**Goal:**
Extract every line that contains the string "arrow".

(Extracted records)
/---

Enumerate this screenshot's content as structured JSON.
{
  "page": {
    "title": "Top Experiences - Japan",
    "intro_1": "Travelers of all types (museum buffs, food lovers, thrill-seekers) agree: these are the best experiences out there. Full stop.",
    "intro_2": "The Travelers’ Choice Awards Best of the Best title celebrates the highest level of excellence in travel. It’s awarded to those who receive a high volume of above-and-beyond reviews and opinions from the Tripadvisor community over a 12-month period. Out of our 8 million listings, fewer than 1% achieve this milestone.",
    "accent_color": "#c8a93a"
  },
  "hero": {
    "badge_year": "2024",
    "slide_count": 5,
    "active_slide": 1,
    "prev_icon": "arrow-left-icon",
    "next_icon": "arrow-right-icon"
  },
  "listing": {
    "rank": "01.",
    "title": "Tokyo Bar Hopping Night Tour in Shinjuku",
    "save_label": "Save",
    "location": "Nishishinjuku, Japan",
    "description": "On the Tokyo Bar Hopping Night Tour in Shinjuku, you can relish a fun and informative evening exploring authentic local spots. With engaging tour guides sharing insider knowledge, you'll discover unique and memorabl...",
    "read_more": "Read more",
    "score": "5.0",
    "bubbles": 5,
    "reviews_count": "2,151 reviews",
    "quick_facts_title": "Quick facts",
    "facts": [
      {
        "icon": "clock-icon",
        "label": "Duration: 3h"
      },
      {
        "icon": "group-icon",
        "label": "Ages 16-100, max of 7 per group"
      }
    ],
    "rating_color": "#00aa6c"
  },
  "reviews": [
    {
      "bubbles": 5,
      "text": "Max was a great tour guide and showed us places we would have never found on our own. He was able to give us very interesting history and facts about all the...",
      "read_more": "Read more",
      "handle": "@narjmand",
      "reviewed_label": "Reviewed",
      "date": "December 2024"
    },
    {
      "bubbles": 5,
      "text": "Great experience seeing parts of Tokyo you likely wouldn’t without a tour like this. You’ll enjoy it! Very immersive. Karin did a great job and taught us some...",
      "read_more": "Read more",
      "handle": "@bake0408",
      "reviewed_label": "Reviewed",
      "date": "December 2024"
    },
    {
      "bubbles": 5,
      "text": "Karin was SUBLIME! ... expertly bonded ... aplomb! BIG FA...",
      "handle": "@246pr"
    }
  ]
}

\---

**Task answer:**
    "prev_icon": "arrow-left-icon",
    "next_icon": "arrow-right-icon"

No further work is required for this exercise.